Exercise task
Using the entries that follow, collect the lines where the word "actuate" appears.

The data
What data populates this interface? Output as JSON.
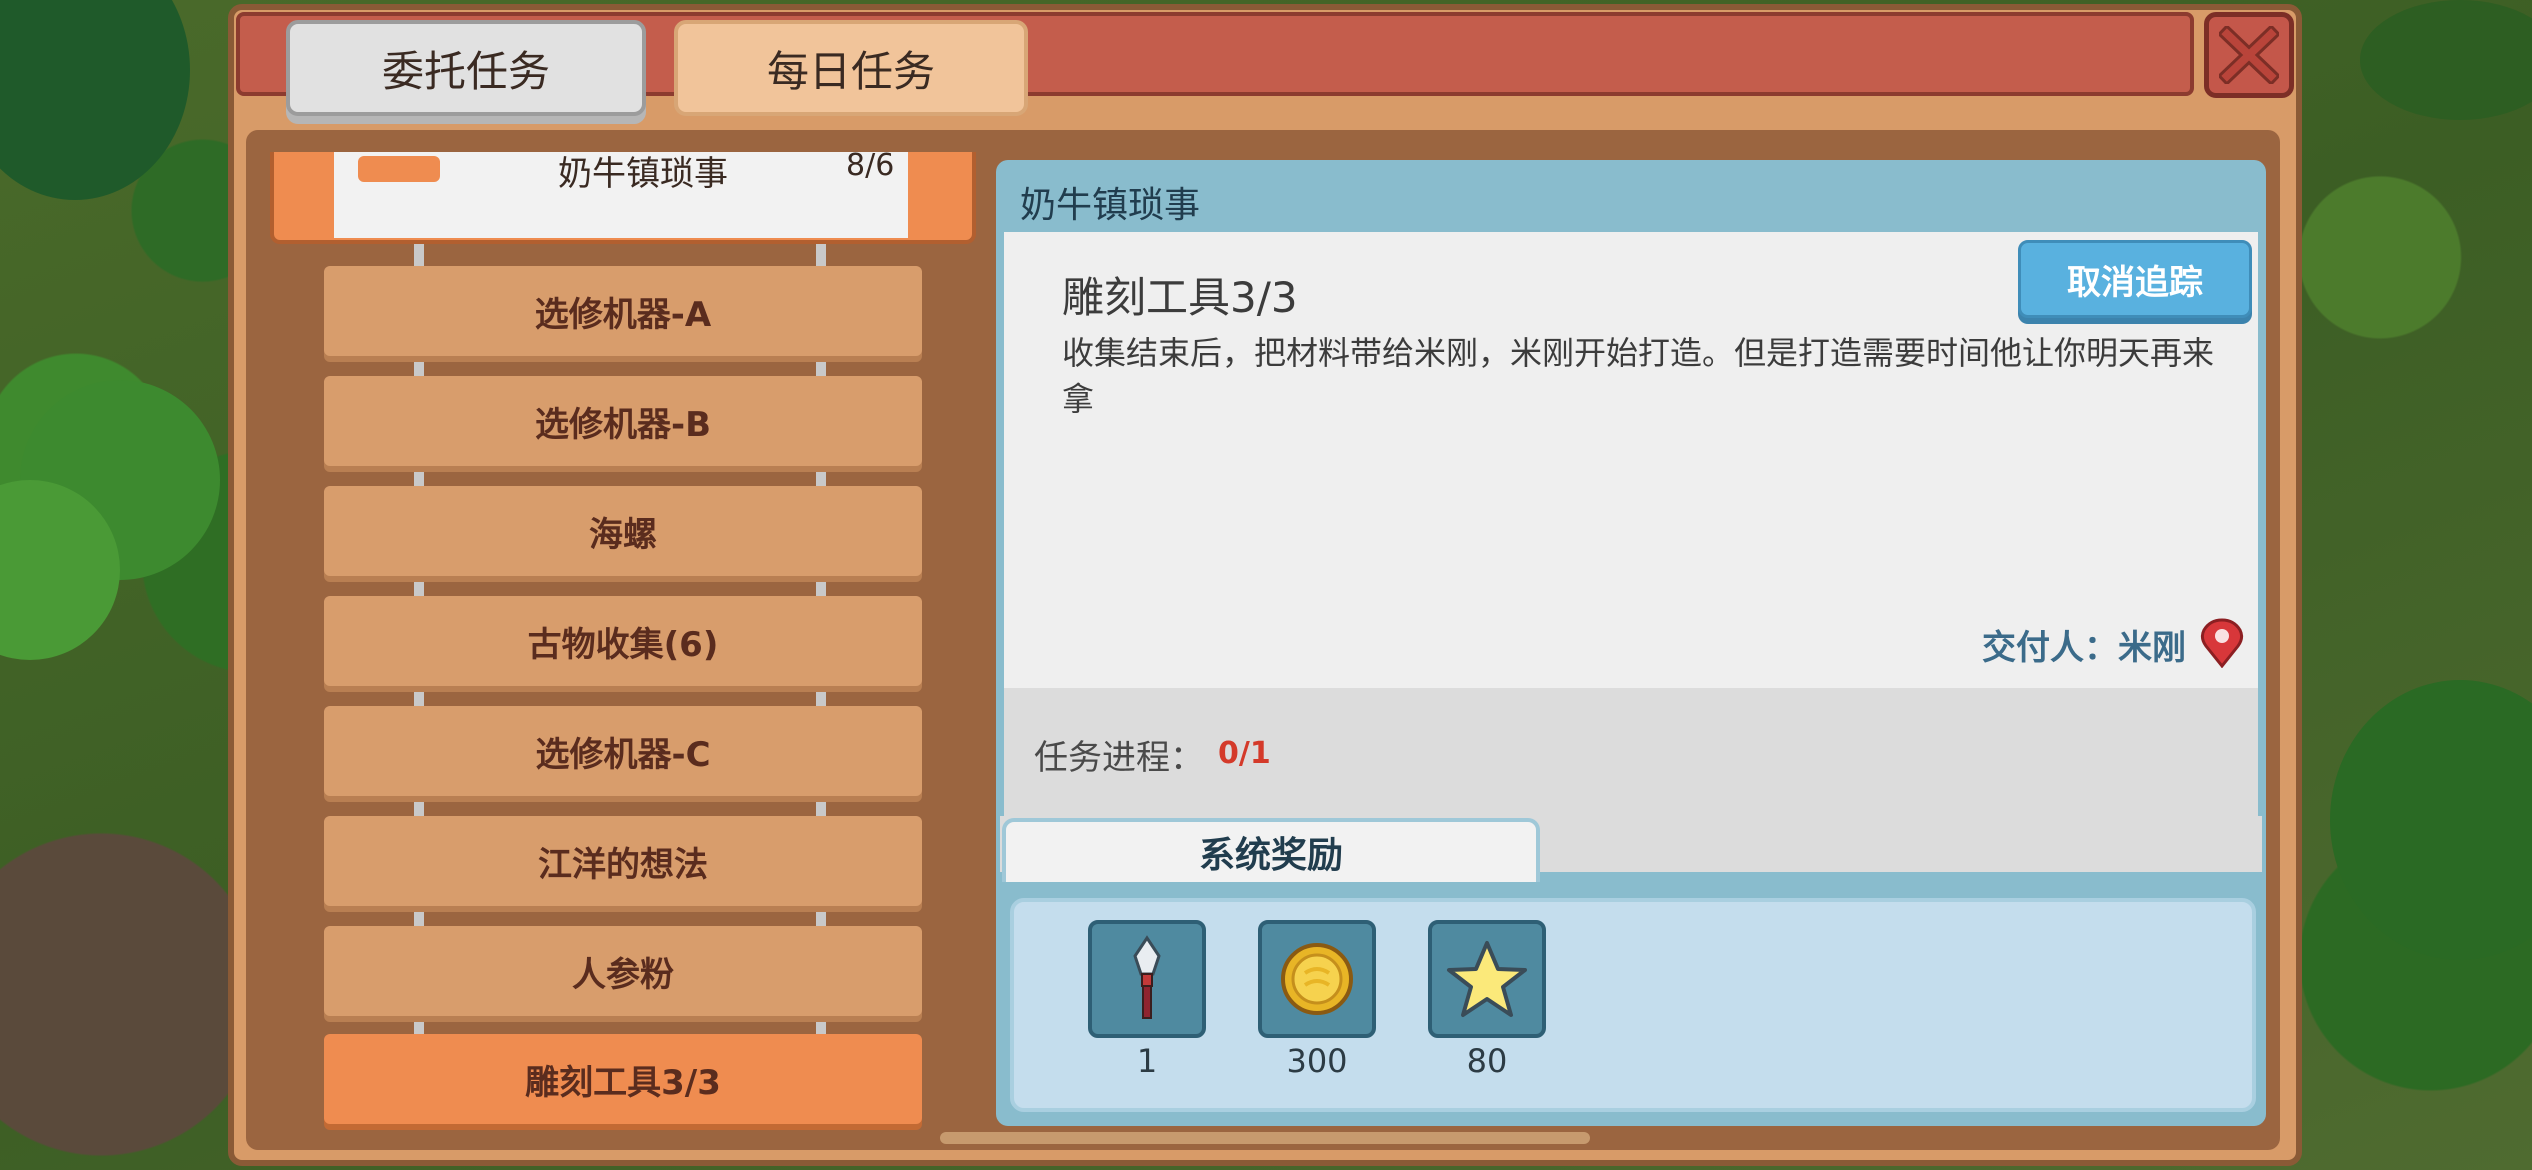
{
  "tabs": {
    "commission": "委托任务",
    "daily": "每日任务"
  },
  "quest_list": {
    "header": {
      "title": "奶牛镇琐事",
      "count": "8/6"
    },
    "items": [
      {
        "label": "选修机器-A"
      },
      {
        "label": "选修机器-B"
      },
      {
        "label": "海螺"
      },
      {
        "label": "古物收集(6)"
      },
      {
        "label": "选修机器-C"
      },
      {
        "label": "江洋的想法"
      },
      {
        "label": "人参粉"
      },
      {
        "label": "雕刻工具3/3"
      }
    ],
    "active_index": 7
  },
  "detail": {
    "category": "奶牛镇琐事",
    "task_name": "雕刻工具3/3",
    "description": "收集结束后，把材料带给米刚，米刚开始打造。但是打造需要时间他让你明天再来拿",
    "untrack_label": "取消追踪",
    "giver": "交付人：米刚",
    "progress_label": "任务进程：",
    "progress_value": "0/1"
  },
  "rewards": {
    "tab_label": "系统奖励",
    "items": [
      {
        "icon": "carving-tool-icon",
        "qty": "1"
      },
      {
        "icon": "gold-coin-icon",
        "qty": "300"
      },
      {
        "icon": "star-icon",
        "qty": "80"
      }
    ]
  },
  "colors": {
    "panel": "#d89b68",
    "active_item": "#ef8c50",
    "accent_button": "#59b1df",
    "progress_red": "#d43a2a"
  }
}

--

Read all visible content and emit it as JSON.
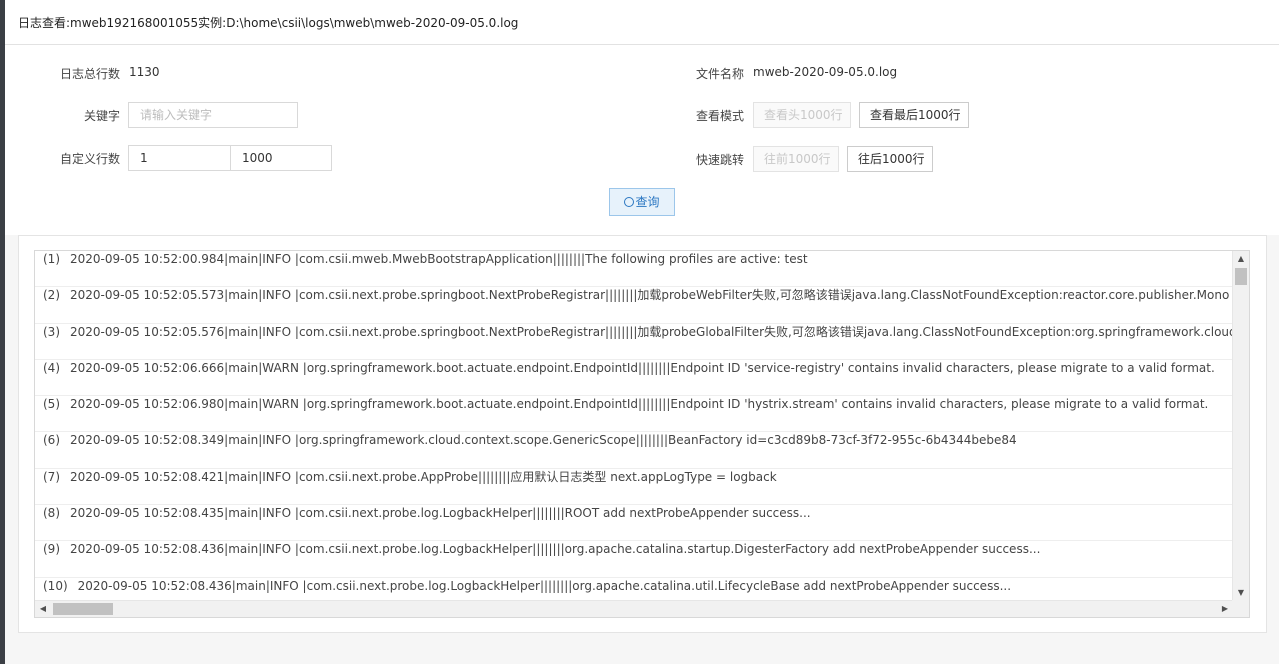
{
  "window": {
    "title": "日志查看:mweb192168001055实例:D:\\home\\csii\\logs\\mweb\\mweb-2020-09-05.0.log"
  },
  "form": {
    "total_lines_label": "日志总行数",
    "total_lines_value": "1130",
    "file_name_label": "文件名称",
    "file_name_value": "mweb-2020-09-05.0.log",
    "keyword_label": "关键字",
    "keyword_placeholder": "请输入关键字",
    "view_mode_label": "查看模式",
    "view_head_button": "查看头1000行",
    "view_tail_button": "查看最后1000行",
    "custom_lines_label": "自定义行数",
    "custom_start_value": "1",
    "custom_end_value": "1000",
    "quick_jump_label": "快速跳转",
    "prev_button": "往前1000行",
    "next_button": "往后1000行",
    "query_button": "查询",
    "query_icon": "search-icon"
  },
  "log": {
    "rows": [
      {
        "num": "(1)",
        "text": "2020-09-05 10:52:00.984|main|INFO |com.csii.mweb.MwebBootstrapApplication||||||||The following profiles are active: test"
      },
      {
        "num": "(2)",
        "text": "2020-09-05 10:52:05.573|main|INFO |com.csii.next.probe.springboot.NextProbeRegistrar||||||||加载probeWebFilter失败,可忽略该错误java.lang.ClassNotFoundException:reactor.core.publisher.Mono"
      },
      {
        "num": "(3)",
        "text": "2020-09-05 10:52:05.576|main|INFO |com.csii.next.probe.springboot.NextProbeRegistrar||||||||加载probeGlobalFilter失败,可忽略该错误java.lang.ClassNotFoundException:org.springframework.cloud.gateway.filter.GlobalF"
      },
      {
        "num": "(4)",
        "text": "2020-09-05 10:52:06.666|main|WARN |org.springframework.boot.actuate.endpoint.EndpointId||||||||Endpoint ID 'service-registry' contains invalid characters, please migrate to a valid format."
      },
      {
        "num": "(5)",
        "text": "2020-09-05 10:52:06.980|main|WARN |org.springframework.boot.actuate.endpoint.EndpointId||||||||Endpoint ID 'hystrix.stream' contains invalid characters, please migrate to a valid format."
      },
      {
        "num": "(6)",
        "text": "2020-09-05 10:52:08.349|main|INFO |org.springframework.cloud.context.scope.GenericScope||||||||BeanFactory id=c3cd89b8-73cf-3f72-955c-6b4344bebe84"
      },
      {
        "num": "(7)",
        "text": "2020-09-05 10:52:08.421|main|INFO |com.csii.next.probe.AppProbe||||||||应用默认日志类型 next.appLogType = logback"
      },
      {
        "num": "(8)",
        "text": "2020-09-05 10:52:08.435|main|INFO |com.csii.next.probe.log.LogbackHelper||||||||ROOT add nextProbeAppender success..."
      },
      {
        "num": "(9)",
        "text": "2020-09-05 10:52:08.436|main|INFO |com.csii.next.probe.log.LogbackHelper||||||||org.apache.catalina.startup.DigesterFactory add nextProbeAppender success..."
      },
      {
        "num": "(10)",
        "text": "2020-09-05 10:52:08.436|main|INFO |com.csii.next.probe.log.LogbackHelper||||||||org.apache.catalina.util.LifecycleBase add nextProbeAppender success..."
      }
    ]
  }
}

Task response
        "text": "2020-09-05 10:52:06.666|main|WARN |org.springframework.boot.actuate.endpoint.EndpointId||||||||Endpoint ID 'service-registry' contains invalid characters, please migrate to a valid format."
        "text": "2020-09-05 10:52:06.980|main|WARN |org.springframework.boot.actuate.endpoint.EndpointId||||||||Endpoint ID 'hystrix.stream' contains invalid characters, please migrate to a valid format."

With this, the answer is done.